AIM. Copy each line of the data below with the word "this".

EXERCISE DATA.
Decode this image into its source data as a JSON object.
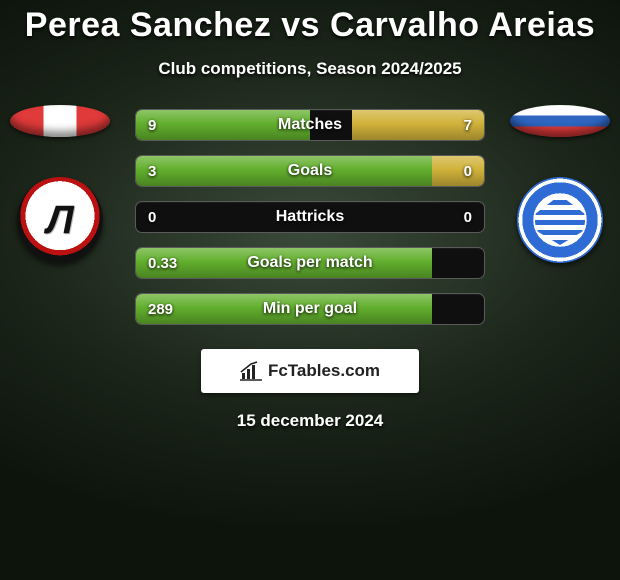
{
  "title": "Perea Sanchez vs Carvalho Areias",
  "subtitle": "Club competitions, Season 2024/2025",
  "date": "15 december 2024",
  "footer_text": "FcTables.com",
  "colors": {
    "left_fill": "#62af2d",
    "right_fill": "#d0b23a"
  },
  "max_left_pct": 85,
  "metrics": [
    {
      "label": "Matches",
      "left_val": "9",
      "right_val": "7",
      "left_pct": 50,
      "right_pct": 38
    },
    {
      "label": "Goals",
      "left_val": "3",
      "right_val": "0",
      "left_pct": 85,
      "right_pct": 15
    },
    {
      "label": "Hattricks",
      "left_val": "0",
      "right_val": "0",
      "left_pct": 0,
      "right_pct": 0
    },
    {
      "label": "Goals per match",
      "left_val": "0.33",
      "right_val": "",
      "left_pct": 85,
      "right_pct": 0
    },
    {
      "label": "Min per goal",
      "left_val": "289",
      "right_val": "",
      "left_pct": 85,
      "right_pct": 0
    }
  ]
}
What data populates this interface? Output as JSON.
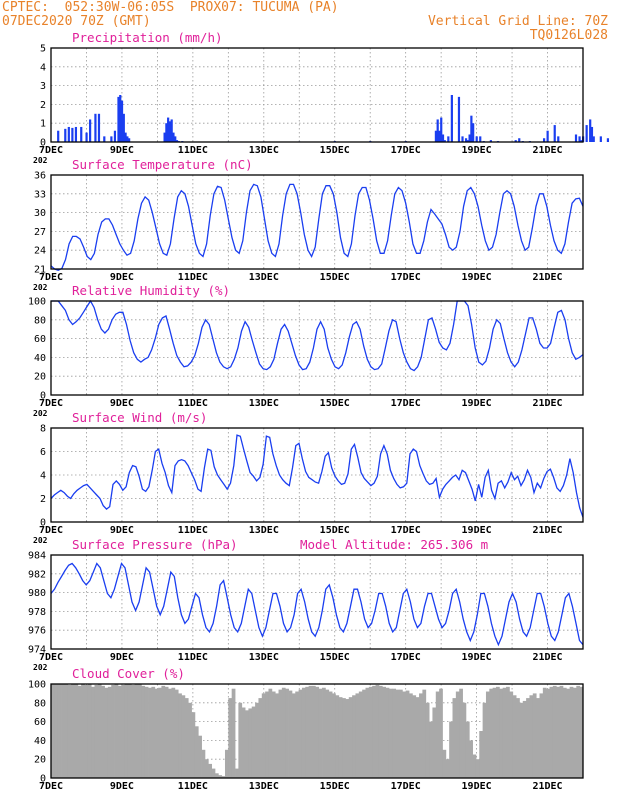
{
  "header": {
    "line1_left": "CPTEC:  052:30W-06:05S  PROX07: TUCUMA (PA)",
    "line2_left": "07DEC2020 70Z (GMT)",
    "line2_right": "Vertical Grid Line: 70Z",
    "line3_right": "TQ0126L028"
  },
  "colors": {
    "header": "#e8822a",
    "title": "#e0209a",
    "series": "#1a3ef0",
    "cloud": "#a9a9a9"
  },
  "x_ticks": [
    "7DEC",
    "9DEC",
    "11DEC",
    "13DEC",
    "15DEC",
    "17DEC",
    "19DEC",
    "21DEC"
  ],
  "year_stub": "202",
  "chart_data": [
    {
      "type": "bar",
      "title": "Precipitation (mm/h)",
      "ylim": [
        0,
        5
      ],
      "yticks": [
        "0",
        "1",
        "2",
        "3",
        "4",
        "5"
      ],
      "x": [
        0.2,
        0.4,
        0.5,
        0.6,
        0.7,
        0.85,
        1.0,
        1.1,
        1.25,
        1.35,
        1.5,
        1.7,
        1.8,
        1.9,
        1.95,
        2.0,
        2.05,
        2.1,
        2.15,
        2.2,
        3.2,
        3.25,
        3.3,
        3.35,
        3.4,
        3.45,
        3.5,
        3.55,
        3.6,
        3.7,
        5.0,
        6.0,
        7.0,
        8.0,
        9.0,
        10.0,
        10.85,
        10.9,
        10.95,
        11.0,
        11.05,
        11.1,
        11.2,
        11.3,
        11.5,
        11.6,
        11.7,
        11.75,
        11.8,
        11.85,
        11.9,
        12.0,
        12.1,
        12.2,
        12.4,
        12.6,
        13.1,
        13.2,
        13.3,
        13.5,
        13.9,
        14.0,
        14.2,
        14.3,
        14.8,
        14.9,
        14.95,
        15.0,
        15.1,
        15.2,
        15.25,
        15.3,
        15.5,
        15.7
      ],
      "values": [
        0.6,
        0.7,
        0.8,
        0.75,
        0.8,
        0.8,
        0.5,
        1.2,
        1.5,
        1.5,
        0.3,
        0.3,
        0.6,
        2.4,
        2.5,
        2.2,
        1.5,
        0.5,
        0.3,
        0.2,
        0.5,
        1.0,
        1.3,
        1.1,
        1.2,
        0.5,
        0.3,
        0.1,
        0.05,
        0.05,
        0.03,
        0.03,
        0.03,
        0.05,
        0.05,
        0.05,
        0.6,
        1.2,
        0.6,
        1.3,
        0.4,
        0.1,
        0.3,
        2.5,
        2.4,
        0.3,
        0.2,
        0.1,
        0.4,
        1.4,
        1.0,
        0.3,
        0.3,
        0.05,
        0.1,
        0.05,
        0.1,
        0.2,
        0.05,
        0.05,
        0.2,
        0.6,
        0.9,
        0.3,
        0.4,
        0.3,
        0.1,
        0.3,
        0.9,
        1.2,
        0.8,
        0.3,
        0.3,
        0.2
      ]
    },
    {
      "type": "line",
      "title": "Surface Temperature (nC)",
      "ylim": [
        21,
        36
      ],
      "yticks": [
        "21",
        "24",
        "27",
        "30",
        "33",
        "36"
      ],
      "values": [
        21.5,
        21,
        20.8,
        21.1,
        22.5,
        25,
        26.2,
        26.2,
        25.8,
        24.5,
        23,
        22.5,
        23.5,
        26.5,
        28.5,
        29,
        29,
        28,
        26.5,
        25,
        24,
        23.2,
        23.5,
        25.5,
        29,
        31.5,
        32.5,
        32,
        30,
        27.5,
        25,
        23.5,
        23.2,
        25,
        29,
        32.5,
        33.5,
        33,
        31,
        28,
        25,
        23.5,
        23,
        25,
        29.5,
        33,
        34.2,
        34,
        32,
        29,
        26,
        24,
        23.5,
        25.5,
        30,
        33.5,
        34.5,
        34.3,
        32.5,
        29,
        25.5,
        23.5,
        23,
        25,
        29.5,
        33,
        34.5,
        34.5,
        33,
        30,
        26.5,
        24,
        23,
        24.5,
        29,
        33,
        34.3,
        34.3,
        33,
        30,
        26,
        23.5,
        23,
        25,
        29.5,
        33,
        34,
        34,
        32,
        29,
        25.5,
        23.5,
        23.5,
        25.5,
        29.5,
        33,
        34,
        33.5,
        31.5,
        28.5,
        25,
        23.5,
        23.5,
        25.5,
        28.5,
        30.5,
        29.8,
        29,
        28.2,
        26.5,
        24.5,
        24,
        24.5,
        27,
        31,
        33.5,
        34,
        33,
        31,
        28,
        25.5,
        24,
        24.5,
        26.5,
        30,
        33,
        33.5,
        33,
        31,
        28,
        25.5,
        24,
        24.5,
        27.5,
        31,
        33,
        33,
        31,
        28,
        25.5,
        24,
        23.5,
        25,
        28.5,
        31.5,
        32.2,
        32.3,
        31
      ]
    },
    {
      "type": "line",
      "title": "Relative Humidity (%)",
      "ylim": [
        0,
        100
      ],
      "yticks": [
        "0",
        "20",
        "40",
        "60",
        "80",
        "100"
      ],
      "values": [
        100,
        100,
        100,
        95,
        90,
        80,
        75,
        78,
        82,
        88,
        94,
        100,
        93,
        80,
        70,
        66,
        70,
        80,
        86,
        88,
        88,
        75,
        58,
        45,
        38,
        35,
        38,
        40,
        48,
        60,
        75,
        82,
        84,
        70,
        55,
        42,
        35,
        30,
        31,
        35,
        42,
        55,
        72,
        80,
        75,
        60,
        45,
        35,
        30,
        28,
        30,
        38,
        50,
        68,
        78,
        72,
        58,
        45,
        33,
        28,
        27,
        30,
        38,
        55,
        70,
        75,
        68,
        55,
        42,
        32,
        27,
        28,
        35,
        50,
        70,
        78,
        70,
        50,
        38,
        30,
        28,
        32,
        45,
        62,
        75,
        78,
        70,
        52,
        38,
        30,
        27,
        28,
        33,
        50,
        68,
        80,
        78,
        60,
        45,
        35,
        28,
        26,
        30,
        40,
        60,
        80,
        82,
        70,
        56,
        50,
        48,
        55,
        75,
        100,
        100,
        100,
        95,
        75,
        50,
        35,
        32,
        36,
        50,
        70,
        80,
        76,
        60,
        45,
        35,
        30,
        35,
        48,
        65,
        82,
        82,
        70,
        55,
        50,
        50,
        55,
        72,
        88,
        90,
        80,
        60,
        45,
        38,
        40,
        43
      ]
    },
    {
      "type": "line",
      "title": "Surface Wind (m/s)",
      "ylim": [
        0,
        8
      ],
      "yticks": [
        "0",
        "2",
        "4",
        "6",
        "8"
      ],
      "values": [
        2,
        2.3,
        2.5,
        2.7,
        2.5,
        2.2,
        2,
        2.4,
        2.7,
        2.9,
        3.1,
        3.2,
        2.9,
        2.6,
        2.3,
        2,
        1.4,
        1.1,
        1.3,
        3.2,
        3.5,
        3.2,
        2.7,
        3,
        4.2,
        4.8,
        4.7,
        3.9,
        2.8,
        2.6,
        3,
        4.4,
        6,
        6.2,
        5,
        4.2,
        3.1,
        2.5,
        4.8,
        5.2,
        5.3,
        5.2,
        4.8,
        4.2,
        3.6,
        2.8,
        2.6,
        4.6,
        6.2,
        6.1,
        4.7,
        4,
        3.6,
        3.2,
        2.8,
        3.3,
        4.8,
        7.4,
        7.3,
        6.2,
        5.2,
        4.2,
        3.9,
        3.5,
        3.8,
        4.9,
        7.3,
        7.2,
        5.8,
        4.8,
        4,
        3.6,
        3.3,
        3.1,
        4.6,
        6.5,
        6.7,
        5.4,
        4.3,
        3.8,
        3.6,
        3.4,
        3.3,
        4.3,
        5.6,
        5.9,
        4.6,
        3.9,
        3.5,
        3.2,
        3.3,
        4.1,
        6.2,
        6.6,
        5.5,
        4.2,
        3.7,
        3.4,
        3.1,
        3.3,
        3.9,
        5.8,
        6.5,
        5.8,
        4.4,
        3.7,
        3.2,
        2.9,
        3,
        3.3,
        5.8,
        6.2,
        6,
        4.8,
        4.1,
        3.5,
        3.2,
        3.3,
        3.7,
        2.1,
        2.8,
        3.2,
        3.5,
        3.8,
        4,
        3.6,
        4.4,
        4.2,
        3.5,
        2.8,
        1.8,
        3.2,
        2.1,
        3.8,
        4.4,
        2.7,
        2,
        3.3,
        3.5,
        2.9,
        3.4,
        4.2,
        3.6,
        3.9,
        3.1,
        3.6,
        4.4,
        3.8,
        2.5,
        3.3,
        2.9,
        3.7,
        4.3,
        4.5,
        3.8,
        2.9,
        2.6,
        3.1,
        4,
        5.4,
        4.2,
        2.5,
        1.2,
        0.4
      ]
    },
    {
      "type": "line",
      "title": "Surface Pressure (hPa)",
      "annotation": "Model Altitude: 265.306 m",
      "ylim": [
        974,
        985
      ],
      "yticks": [
        "974",
        "976",
        "978",
        "980",
        "982",
        "984"
      ],
      "values": [
        980.5,
        981,
        981.8,
        982.5,
        983.2,
        983.8,
        984,
        983.5,
        982.8,
        982,
        981.5,
        982,
        983,
        984,
        983.5,
        982,
        980.5,
        980,
        981,
        982.5,
        984,
        983.5,
        981.5,
        979.5,
        978.5,
        979.5,
        981.5,
        983.5,
        983,
        981,
        979,
        978,
        979,
        981,
        983,
        982.5,
        980,
        978,
        977,
        977.5,
        979,
        980.5,
        980,
        978,
        976.5,
        976,
        977,
        979,
        981.5,
        982,
        980,
        978,
        976.5,
        976,
        977,
        979,
        981,
        980.5,
        978.5,
        976.5,
        975.5,
        976.5,
        978.5,
        980.5,
        980.5,
        979,
        977,
        976,
        976.5,
        978,
        980.5,
        981,
        979.5,
        977.5,
        976,
        975.5,
        976.5,
        978.5,
        981,
        981.5,
        980,
        978,
        976.5,
        976,
        977,
        979,
        981,
        981,
        979.5,
        977.5,
        976.5,
        977,
        978.5,
        980.5,
        980.5,
        979,
        977,
        976,
        976.5,
        978.5,
        980.5,
        981,
        979.5,
        977.5,
        976.5,
        977,
        979,
        980.5,
        980.5,
        979,
        977.5,
        976.5,
        977,
        978.5,
        980.5,
        981,
        979.5,
        977.5,
        976,
        975,
        976,
        978,
        980.5,
        980.5,
        979,
        977,
        975.5,
        974.5,
        975.5,
        977.5,
        979.5,
        980.5,
        979.5,
        977.5,
        976,
        975.5,
        976.5,
        978.5,
        980.5,
        980.5,
        979,
        977,
        975.5,
        975,
        976,
        978,
        980,
        980.5,
        979,
        977,
        975,
        974.5
      ]
    },
    {
      "type": "area",
      "title": "Cloud Cover (%)",
      "ylim": [
        0,
        100
      ],
      "yticks": [
        "0",
        "20",
        "40",
        "60",
        "80",
        "100"
      ],
      "values": [
        100,
        100,
        100,
        100,
        100,
        99,
        100,
        100,
        98,
        100,
        99,
        100,
        97,
        99,
        100,
        98,
        96,
        97,
        99,
        100,
        98,
        99,
        100,
        100,
        99,
        100,
        100,
        98,
        97,
        96,
        97,
        95,
        96,
        98,
        97,
        95,
        96,
        94,
        90,
        88,
        85,
        80,
        70,
        55,
        45,
        30,
        20,
        15,
        10,
        5,
        3,
        2,
        30,
        85,
        95,
        10,
        80,
        75,
        72,
        74,
        76,
        80,
        85,
        90,
        92,
        95,
        92,
        90,
        94,
        96,
        95,
        93,
        90,
        92,
        94,
        96,
        97,
        98,
        98,
        97,
        95,
        96,
        94,
        92,
        90,
        88,
        86,
        85,
        84,
        86,
        88,
        90,
        92,
        94,
        96,
        97,
        98,
        99,
        98,
        97,
        96,
        95,
        95,
        94,
        94,
        92,
        93,
        90,
        88,
        86,
        90,
        94,
        80,
        60,
        75,
        92,
        95,
        30,
        20,
        60,
        85,
        92,
        95,
        80,
        60,
        40,
        25,
        20,
        50,
        80,
        92,
        95,
        96,
        97,
        95,
        96,
        97,
        92,
        88,
        85,
        80,
        82,
        85,
        88,
        90,
        85,
        90,
        96,
        95,
        97,
        98,
        97,
        98,
        96,
        95,
        97,
        96,
        98,
        97
      ]
    }
  ]
}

REPLY.
Decode this image into its source data as a JSON object.
What data populates this interface? Output as JSON.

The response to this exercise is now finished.